Dataset records on visual material:
########################################
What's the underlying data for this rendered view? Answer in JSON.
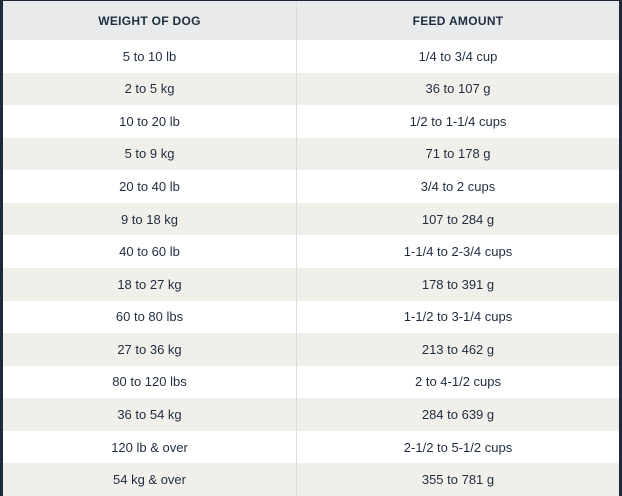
{
  "table": {
    "header": [
      "WEIGHT OF DOG",
      "FEED AMOUNT"
    ],
    "rows": [
      [
        "5 to 10 lb",
        "1/4 to 3/4 cup"
      ],
      [
        "2 to 5 kg",
        "36 to 107 g"
      ],
      [
        "10 to 20 lb",
        "1/2 to 1-1/4 cups"
      ],
      [
        "5 to 9 kg",
        "71 to 178 g"
      ],
      [
        "20 to 40 lb",
        "3/4 to 2 cups"
      ],
      [
        "9 to 18 kg",
        "107 to 284 g"
      ],
      [
        "40 to 60 lb",
        "1-1/4 to 2-3/4 cups"
      ],
      [
        "18 to 27 kg",
        "178 to 391 g"
      ],
      [
        "60 to 80 lbs",
        "1-1/2 to 3-1/4 cups"
      ],
      [
        "27 to 36 kg",
        "213 to 462 g"
      ],
      [
        "80 to 120 lbs",
        "2 to 4-1/2 cups"
      ],
      [
        "36 to 54 kg",
        "284 to 639 g"
      ],
      [
        "120 lb & over",
        "2-1/2 to 5-1/2 cups"
      ],
      [
        "54 kg & over",
        "355 to 781 g"
      ]
    ]
  }
}
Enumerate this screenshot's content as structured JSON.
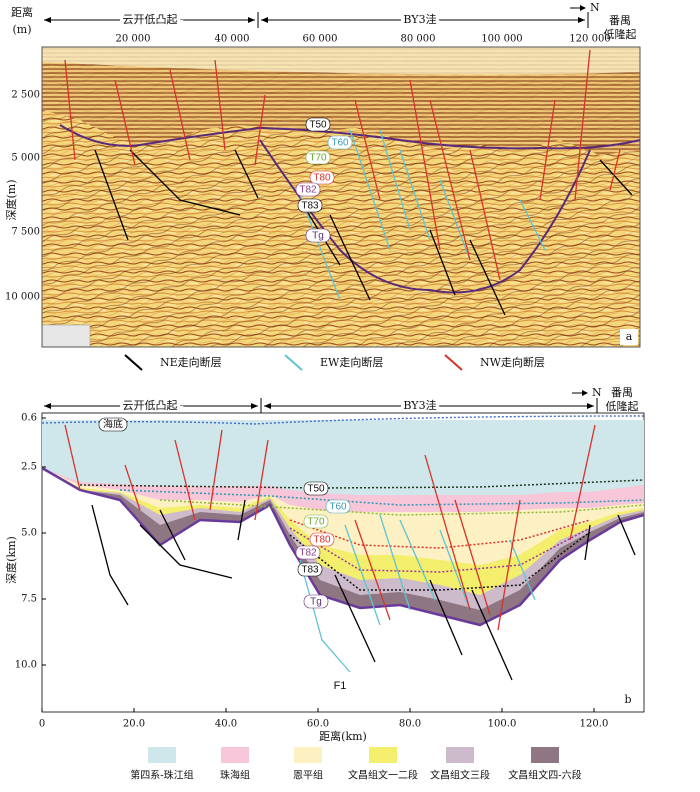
{
  "panel_a": {
    "distance_label": "距离",
    "distance_unit": "(m)",
    "regions": [
      "云开低凸起",
      "BY3洼"
    ],
    "north": "N",
    "region_right": [
      "番禺",
      "低隆起"
    ],
    "x_ticks": [
      "20 000",
      "40 000",
      "60 000",
      "80 000",
      "100 000",
      "120 000"
    ],
    "y_label": "深度(m)",
    "y_ticks": [
      "2 500",
      "5 000",
      "7 500",
      "10 000"
    ],
    "horizons": [
      "T50",
      "T60",
      "T70",
      "T80",
      "T82",
      "T83",
      "Tg"
    ],
    "panel_label": "a",
    "legend": [
      "NE走向断层",
      "EW走向断层",
      "NW走向断层"
    ]
  },
  "panel_b": {
    "regions": [
      "云开低凸起",
      "BY3洼"
    ],
    "north": "N",
    "region_right": [
      "番禺",
      "低隆起"
    ],
    "y_label": "深度(km)",
    "y_ticks": [
      "0.6",
      "2.5",
      "5.0",
      "7.5",
      "10.0"
    ],
    "x_label": "距离(km)",
    "x_ticks": [
      "0",
      "20.0",
      "40.0",
      "60.0",
      "80.0",
      "100.0",
      "120.0"
    ],
    "seafloor": "海底",
    "fault": "F1",
    "horizons": [
      "T50",
      "T60",
      "T70",
      "T80",
      "T82",
      "T83",
      "Tg"
    ],
    "panel_label": "b",
    "legend": [
      "第四系-珠江组",
      "珠海组",
      "恩平组",
      "文昌组文一二段",
      "文昌组文三段",
      "文昌组文四-六段"
    ]
  }
}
########################################
• **WHAT THE TASK REQUIRES**
In the copy, include no pictures; restate the listing above exactly.

• **FINAL ANSWER**
What's the underlying data for this rendered view? Answer in JSON.
{
  "table": {
    "header": [
      "WEIGHT OF DOG",
      "FEED AMOUNT"
    ],
    "rows": [
      [
        "5 to 10 lb",
        "1/4 to 3/4 cup"
      ],
      [
        "2 to 5 kg",
        "36 to 107 g"
      ],
      [
        "10 to 20 lb",
        "1/2 to 1-1/4 cups"
      ],
      [
        "5 to 9 kg",
        "71 to 178 g"
      ],
      [
        "20 to 40 lb",
        "3/4 to 2 cups"
      ],
      [
        "9 to 18 kg",
        "107 to 284 g"
      ],
      [
        "40 to 60 lb",
        "1-1/4 to 2-3/4 cups"
      ],
      [
        "18 to 27 kg",
        "178 to 391 g"
      ],
      [
        "60 to 80 lbs",
        "1-1/2 to 3-1/4 cups"
      ],
      [
        "27 to 36 kg",
        "213 to 462 g"
      ],
      [
        "80 to 120 lbs",
        "2 to 4-1/2 cups"
      ],
      [
        "36 to 54 kg",
        "284 to 639 g"
      ],
      [
        "120 lb & over",
        "2-1/2 to 5-1/2 cups"
      ],
      [
        "54 kg & over",
        "355 to 781 g"
      ]
    ]
  }
}
Enumerate this screenshot's content as structured JSON.
{
  "panel_a": {
    "distance_label": "距离",
    "distance_unit": "(m)",
    "regions": [
      "云开低凸起",
      "BY3洼"
    ],
    "north": "N",
    "region_right": [
      "番禺",
      "低隆起"
    ],
    "x_ticks": [
      "20 000",
      "40 000",
      "60 000",
      "80 000",
      "100 000",
      "120 000"
    ],
    "y_label": "深度(m)",
    "y_ticks": [
      "2 500",
      "5 000",
      "7 500",
      "10 000"
    ],
    "horizons": [
      "T50",
      "T60",
      "T70",
      "T80",
      "T82",
      "T83",
      "Tg"
    ],
    "panel_label": "a",
    "legend": [
      "NE走向断层",
      "EW走向断层",
      "NW走向断层"
    ]
  },
  "panel_b": {
    "regions": [
      "云开低凸起",
      "BY3洼"
    ],
    "north": "N",
    "region_right": [
      "番禺",
      "低隆起"
    ],
    "y_label": "深度(km)",
    "y_ticks": [
      "0.6",
      "2.5",
      "5.0",
      "7.5",
      "10.0"
    ],
    "x_label": "距离(km)",
    "x_ticks": [
      "0",
      "20.0",
      "40.0",
      "60.0",
      "80.0",
      "100.0",
      "120.0"
    ],
    "seafloor": "海底",
    "fault": "F1",
    "horizons": [
      "T50",
      "T60",
      "T70",
      "T80",
      "T82",
      "T83",
      "Tg"
    ],
    "panel_label": "b",
    "legend": [
      "第四系-珠江组",
      "珠海组",
      "恩平组",
      "文昌组文一二段",
      "文昌组文三段",
      "文昌组文四-六段"
    ]
  }
}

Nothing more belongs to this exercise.